Verilen metin.

-.-.-

KORKAKLIK     

 

‘Korkaklık’, cübün, yüreksizlik, kalbin zafiyet göstermesi ve cesaret yokluğu demektir. [1]

 

Gadab’ın, yani sert davranmanın gerektiği yer ve zamanda, gerektiği miktarda gösterilmesine ‘Şecâat’ denir. Gereğinden az olmasına da ‘cübn’ denir.

 

Korkaklığın zıttı ‘Cesaret’tir.

 

Korkak olan kimse, ailesine ve akrabalarına karşı, gayretsizlik ve hamiyetsizlik gösterir. Onları saldırı ve zorluklara karşı koruyamaz. Zillete ve zulme boyun eğer. Haram işleyen kimseleri görünce susar. Başkalarının malına tama’ eder. İşinde sebat etmez. Kendisine verilen görevin önemini anlamaz. Allah (c.c.), tevbe sûresinde şecâat ve kahramanlığı övmekte, zina edenlere ceza verilmesinde ise merhamet olunmamasını istemektedir.

 

Peygamber (s.a.v.)  de, birçok hadislerinde, korkaklık demek olan ‘Cübün’den Cenâb-ı Hakk’a sığınmışlardır. İman ve İslâm’ın bekası kuşkusuz Cenab-ı Hakk’ın takdiri ve mücadele ve savaşlardaki Müslüman mücahidlerin akıllara durgunluk veren başarılarıyla gerçekleşmiştir. Korkak, sabırsız ve sebatsız insanların hiçbir konuda başarılı olmaları mümkün değildir. Her zaman görülmektedir ki, bir çok batıl işlerde bile, başarmak için insanlar kendi çıkarları  gereği, pek çık mücadele vermekte, savaşlarına azim ve metanetle devam etmektedirler. Halbuki bu hususta ne bir sevap ve mükafatları vardır ve ne de ‘şehadet’ gibi bir yüce dereceye ulaşmak, kültür ve inanışlarında vardır. Belki zulüm ve haksızlıklarının cezasını çekmek üzere, büyük azap ve felaketlere de uğratılabilirler. Halbuki bir Müslüman, gerek savaş, gerek cihad ve gerekse herhangi bir haksızlığa karşı direnişi karşısında ölecek olursa ‘şehid’ rütbesi verilir. Makamı Cennet olur.

-.-.-

Verilen görev a. Satırlarda "remove-cell: Remove bbox=[787, 342, 847, 367]" ifadesini içeren satırla açılıp "order-summary-panel: Toan Nguyen" ifadesini içeren satırla kapanan kısmı, iki uç satır da dahil olmak üzere, hiçbir değişiklik yapmadan çıktı olarak verin.
Metin ile satırlar birbirinden bağımsız iki ayrı malzemedir.

-.-.-

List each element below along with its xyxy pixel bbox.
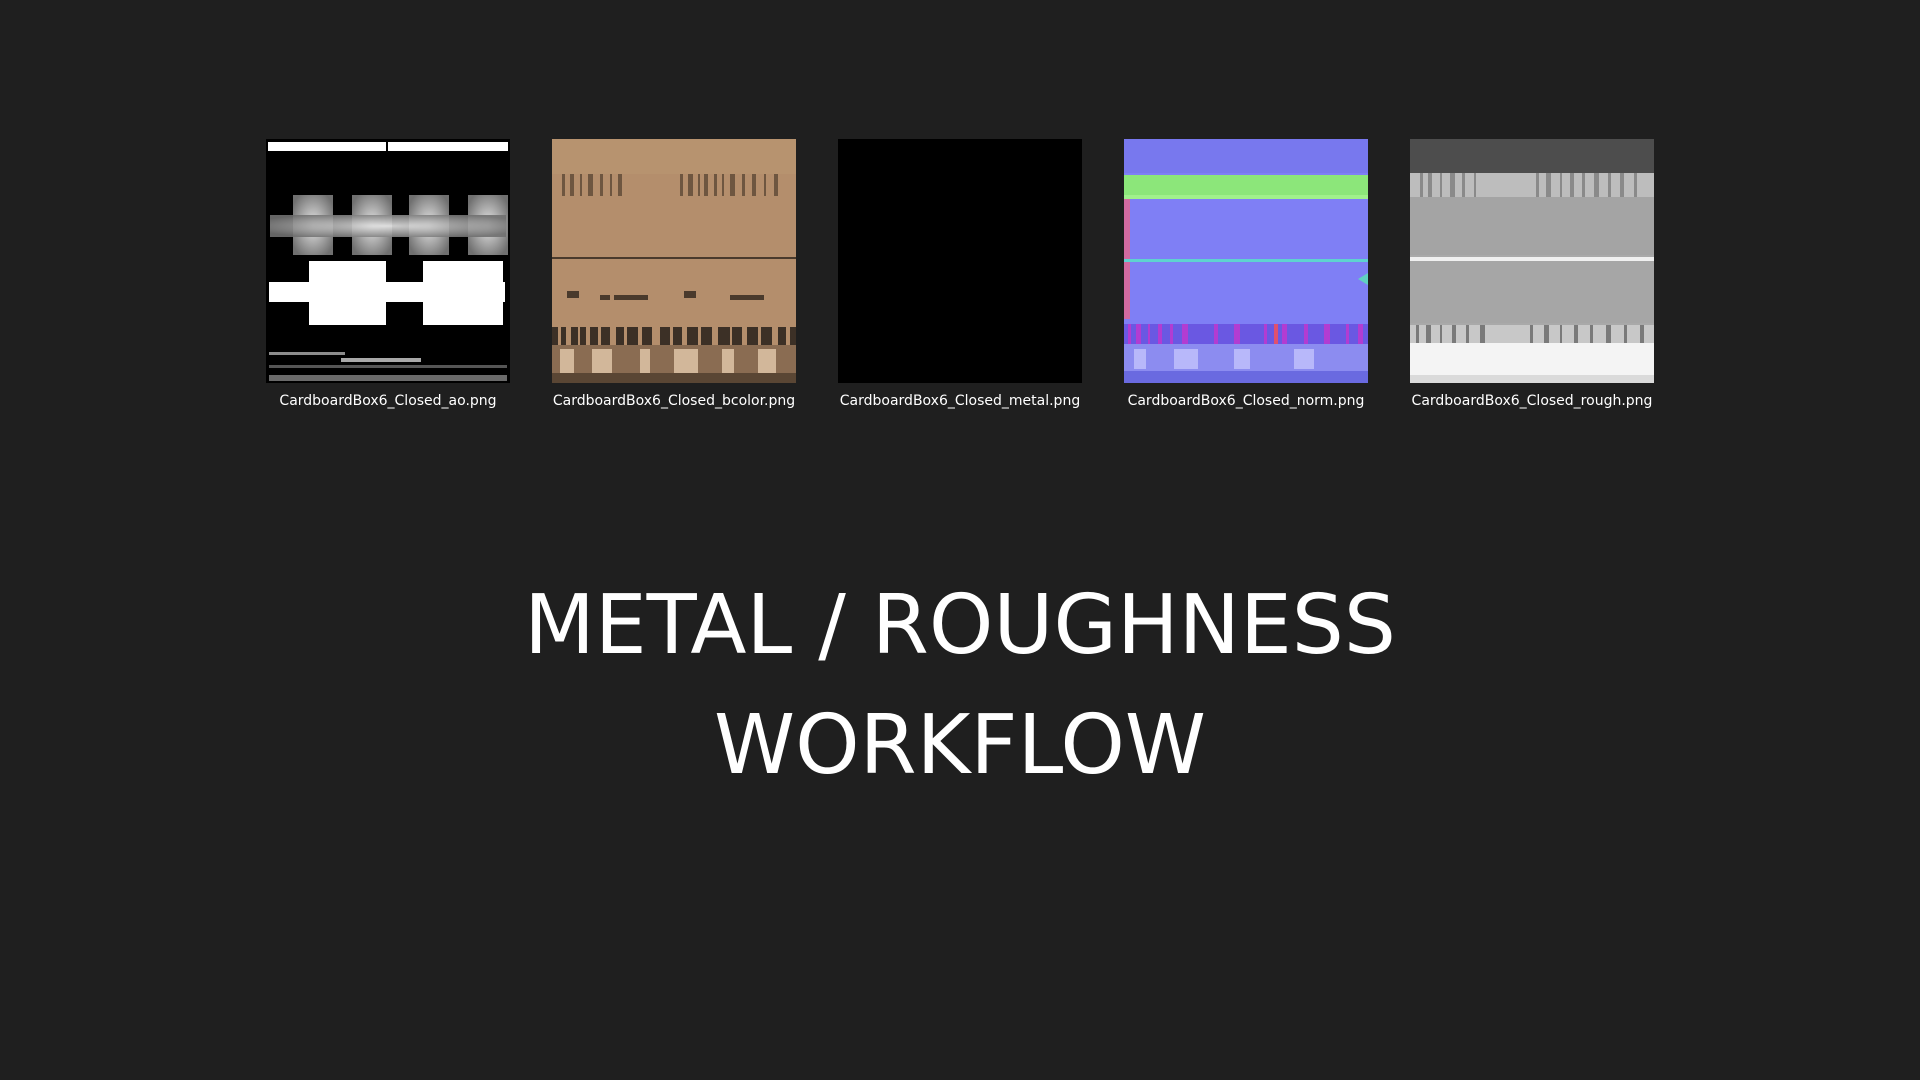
file-name-label: CardboardBox6_Closed_norm.png bbox=[1127, 393, 1365, 409]
basecolor-texture-thumbnail-icon bbox=[552, 139, 796, 383]
file-item-metal[interactable]: CardboardBox6_Closed_metal.png bbox=[817, 139, 1103, 419]
workflow-title-line-2: WORKFLOW bbox=[714, 698, 1206, 793]
ao-texture-thumbnail-icon bbox=[266, 139, 510, 383]
file-name-label: CardboardBox6_Closed_ao.png bbox=[279, 393, 497, 409]
file-item-rough[interactable]: CardboardBox6_Closed_rough.png bbox=[1389, 139, 1675, 419]
file-name-label: CardboardBox6_Closed_rough.png bbox=[1411, 393, 1653, 409]
roughness-texture-thumbnail-icon bbox=[1410, 139, 1654, 383]
file-name-label: CardboardBox6_Closed_metal.png bbox=[839, 393, 1081, 409]
file-item-bcolor[interactable]: CardboardBox6_Closed_bcolor.png bbox=[531, 139, 817, 419]
normal-texture-thumbnail-icon bbox=[1124, 139, 1368, 383]
file-name-label: CardboardBox6_Closed_bcolor.png bbox=[552, 393, 796, 409]
workflow-title-line-1: METAL / ROUGHNESS bbox=[524, 578, 1396, 673]
file-item-ao[interactable]: CardboardBox6_Closed_ao.png bbox=[245, 139, 531, 419]
metal-texture-thumbnail-icon bbox=[838, 139, 1082, 383]
file-thumbnail-grid: CardboardBox6_Closed_ao.png CardboardBox… bbox=[0, 0, 1920, 1080]
file-item-norm[interactable]: CardboardBox6_Closed_norm.png bbox=[1103, 139, 1389, 419]
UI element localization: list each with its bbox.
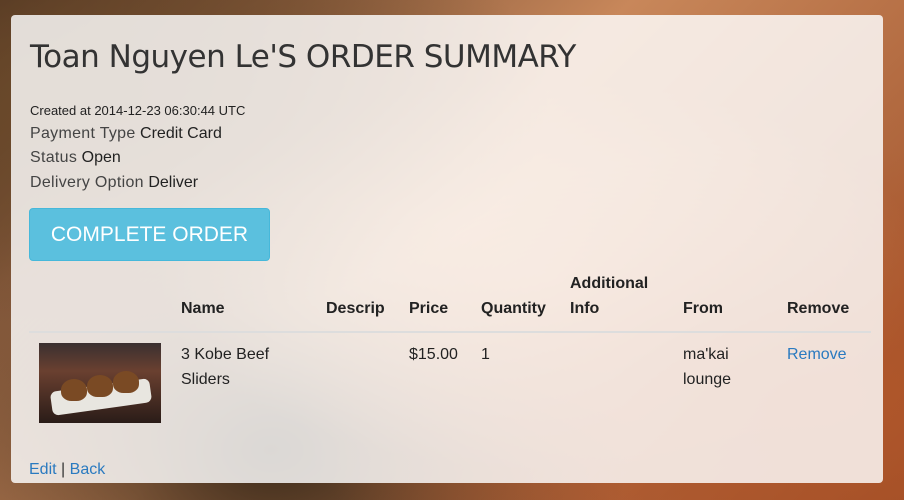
remove-cell: Remove bbox=[787, 342, 847, 367]
item-quantity: 1 bbox=[481, 346, 490, 363]
item-price: $15.00 bbox=[409, 346, 458, 363]
header-name: Name bbox=[181, 300, 225, 317]
header-quantity: Quantity bbox=[481, 300, 546, 317]
order-status: Status Open bbox=[30, 149, 121, 167]
header-descrip: Descrip bbox=[326, 300, 385, 317]
item-name: 3 Kobe Beef Sliders bbox=[181, 342, 269, 392]
back-link[interactable]: Back bbox=[70, 461, 106, 478]
delivery-option: Delivery Option Deliver bbox=[30, 174, 198, 192]
food-photo bbox=[39, 343, 161, 423]
header-price: Price bbox=[409, 300, 449, 317]
order-summary-panel: Toan Nguyen Le'S ORDER SUMMARY Created a… bbox=[11, 15, 883, 483]
item-name-line1: 3 Kobe Beef bbox=[181, 346, 270, 363]
payment-type-value: Credit Card bbox=[140, 125, 222, 142]
created-at: Created at 2014-12-23 06:30:44 UTC bbox=[30, 103, 246, 118]
footer-separator: | bbox=[61, 461, 66, 478]
item-from-line1: ma'kai bbox=[683, 346, 729, 363]
header-from: From bbox=[683, 300, 723, 317]
header-additional-info: Additional Info bbox=[570, 271, 648, 321]
table-header-divider bbox=[29, 331, 871, 333]
item-name-line2: Sliders bbox=[181, 371, 230, 388]
item-from: ma'kai lounge bbox=[683, 342, 731, 392]
header-remove: Remove bbox=[787, 300, 850, 317]
header-additional-line1: Additional bbox=[570, 275, 649, 292]
slider-bun bbox=[61, 379, 87, 401]
item-from-line2: lounge bbox=[683, 371, 732, 388]
delivery-option-value: Deliver bbox=[148, 174, 199, 191]
delivery-option-label: Delivery Option bbox=[30, 174, 144, 191]
header-additional-line2: Info bbox=[570, 300, 600, 317]
edit-link[interactable]: Edit bbox=[29, 461, 57, 478]
footer-links: Edit | Back bbox=[29, 461, 105, 479]
status-value: Open bbox=[81, 149, 121, 166]
page-title: Toan Nguyen Le'S ORDER SUMMARY bbox=[30, 39, 576, 75]
remove-link[interactable]: Remove bbox=[787, 346, 847, 363]
slider-bun bbox=[113, 371, 139, 393]
payment-type: Payment Type Credit Card bbox=[30, 125, 222, 143]
payment-type-label: Payment Type bbox=[30, 125, 136, 142]
status-label: Status bbox=[30, 149, 78, 166]
complete-order-button[interactable]: COMPLETE ORDER bbox=[29, 208, 270, 261]
slider-bun bbox=[87, 375, 113, 397]
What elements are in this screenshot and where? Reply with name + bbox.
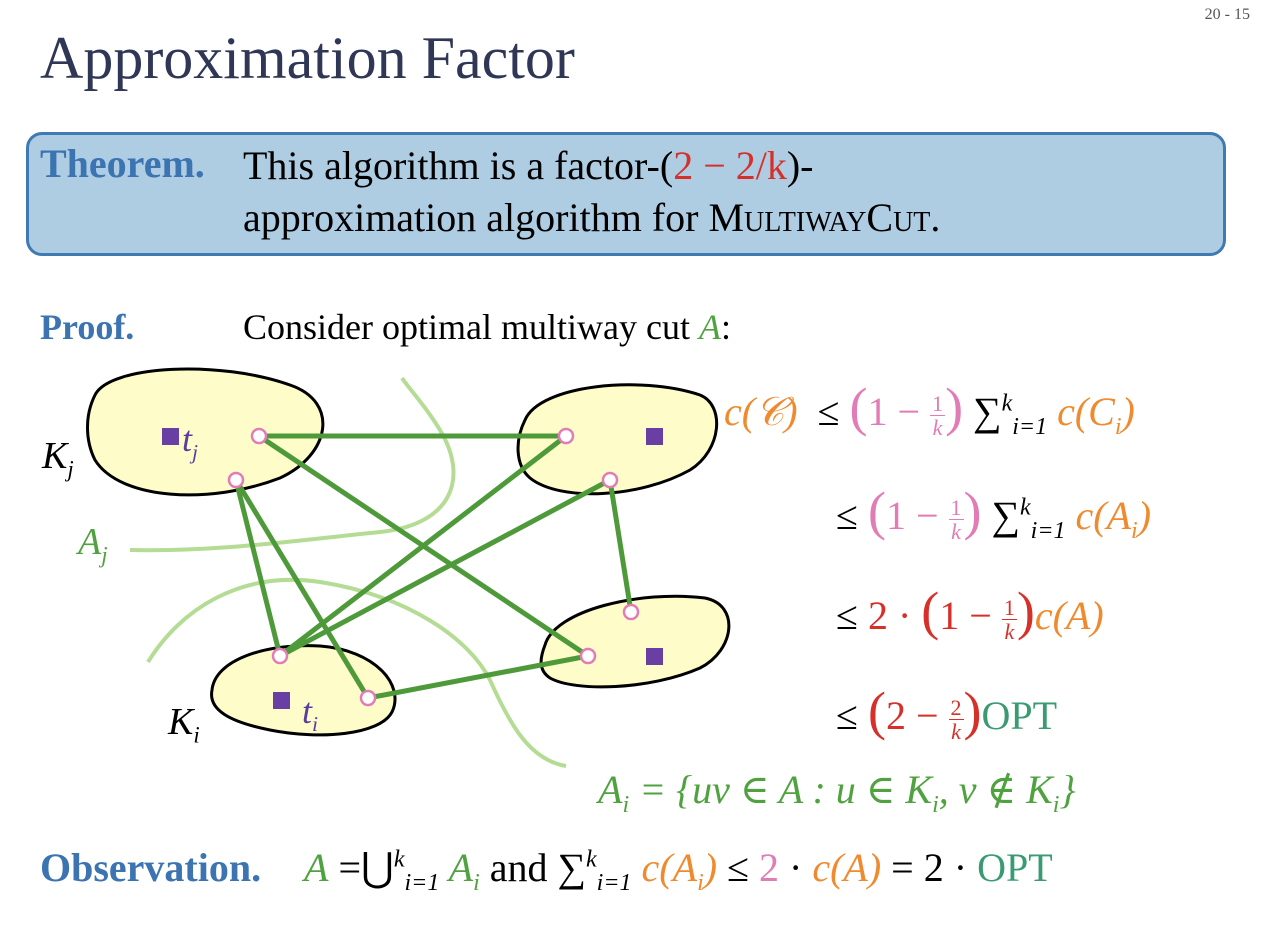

-.-.-

Verilen görev b. Korkaklık konulu metinde "Gadab’ın, yani sert" sözleriyle açılıp "Korkaklığın zıttı ‘Cesaret’tir." sözleriyle kapanan bölümü harfi harfine döndürün.

Tam çözüm a.
remove-cell: Remove bbox=[787, 342, 847, 367]
item-quantity: 1 bbox=[481, 346, 490, 363]
item-price: $15.00 bbox=[409, 346, 458, 363]
header-name: Name bbox=[181, 300, 225, 317]
header-quantity: Quantity bbox=[481, 300, 546, 317]
order-status: Status Open bbox=[30, 149, 121, 167]
header-descrip: Descrip bbox=[326, 300, 385, 317]
item-name: 3 Kobe Beef Sliders bbox=[181, 342, 269, 392]
back-link[interactable]: Back bbox=[70, 461, 106, 478]
delivery-option: Delivery Option Deliver bbox=[30, 174, 198, 192]
food-photo bbox=[39, 343, 161, 423]
header-price: Price bbox=[409, 300, 449, 317]
order-summary-panel: Toan Nguyen Le'S ORDER SUMMARY Created a… bbox=[11, 15, 883, 483]

Tam çözüm b.
Gadab’ın, yani sert davranmanın gerektiği yer ve zamanda, gerektiği miktarda gösterilmesine ‘Şecâat’ denir. Gereğinden az olmasına da ‘cübn’ denir.

 

Korkaklığın zıttı ‘Cesaret’tir.